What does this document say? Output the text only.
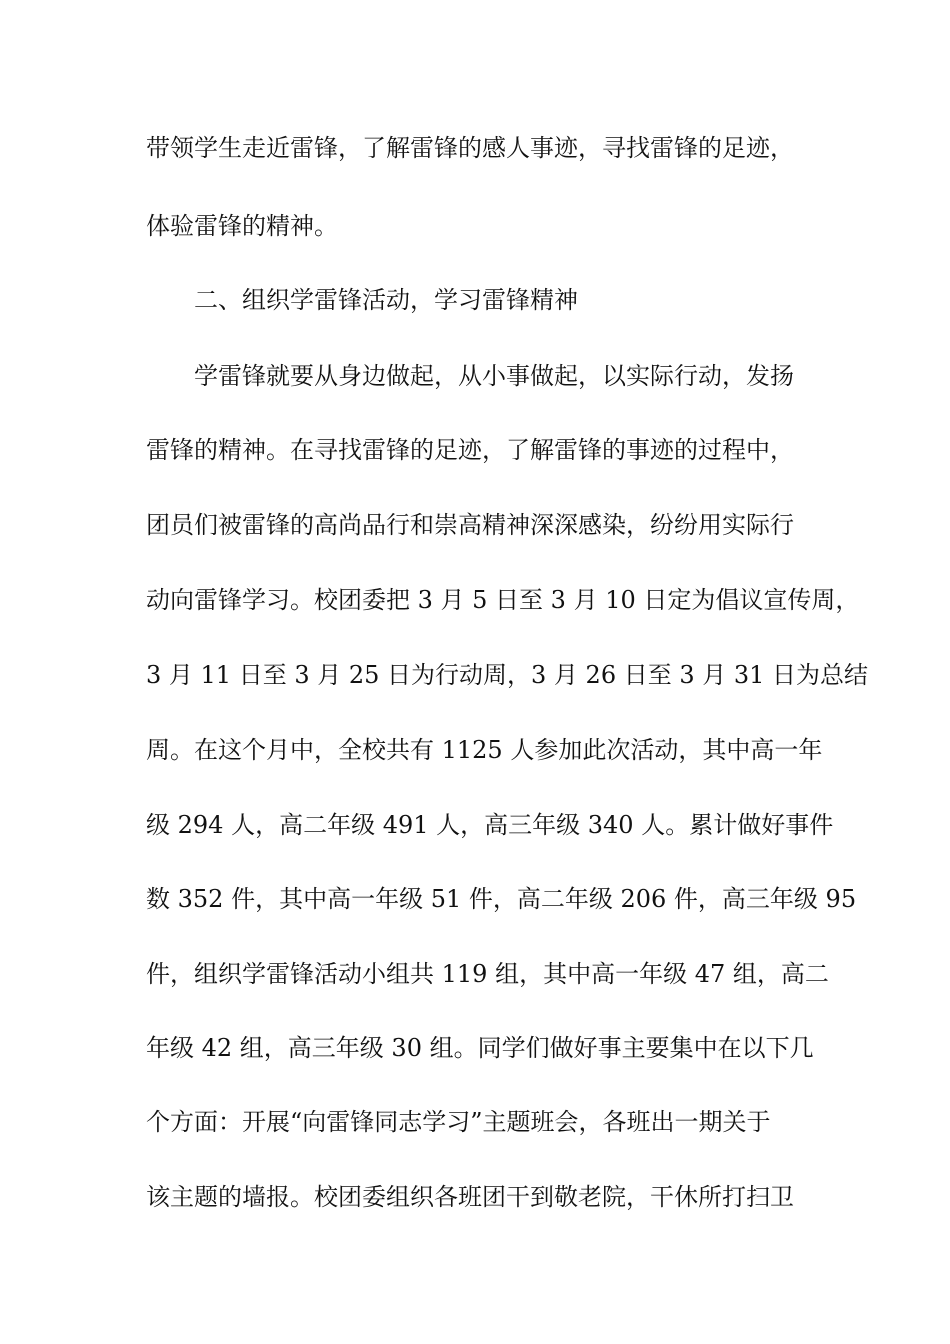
带领学生走近雷锋，了解雷锋的感人事迹，寻找雷锋的足迹，
体验雷锋的精神。
二、组织学雷锋活动，学习雷锋精神
学雷锋就要从身边做起，从小事做起，以实际行动，发扬
雷锋的精神。在寻找雷锋的足迹，了解雷锋的事迹的过程中，
团员们被雷锋的高尚品行和崇高精神深深感染，纷纷用实际行
动向雷锋学习。校团委把 3 月 5 日至 3 月 10 日定为倡议宣传周，
3 月 11 日至 3 月 25 日为行动周，3 月 26 日至 3 月 31 日为总结
周。在这个月中，全校共有 1125 人参加此次活动，其中高一年
级 294 人，高二年级 491 人，高三年级 340 人。累计做好事件
数 352 件，其中高一年级 51 件，高二年级 206 件，高三年级 95
件，组织学雷锋活动小组共 119 组，其中高一年级 47 组，高二
年级 42 组，高三年级 30 组。同学们做好事主要集中在以下几
个方面：开展“向雷锋同志学习”主题班会，各班出一期关于
该主题的墙报。校团委组织各班团干到敬老院，干休所打扫卫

········

• [DO THIS]: Within the listing above, find every line containing the string "高三年级" and return it.

• [OUTPUT OF THE EXERCISE]:
级 294 人，高二年级 491 人，高三年级 340 人。累计做好事件
数 352 件，其中高一年级 51 件，高二年级 206 件，高三年级 95
年级 42 组，高三年级 30 组。同学们做好事主要集中在以下几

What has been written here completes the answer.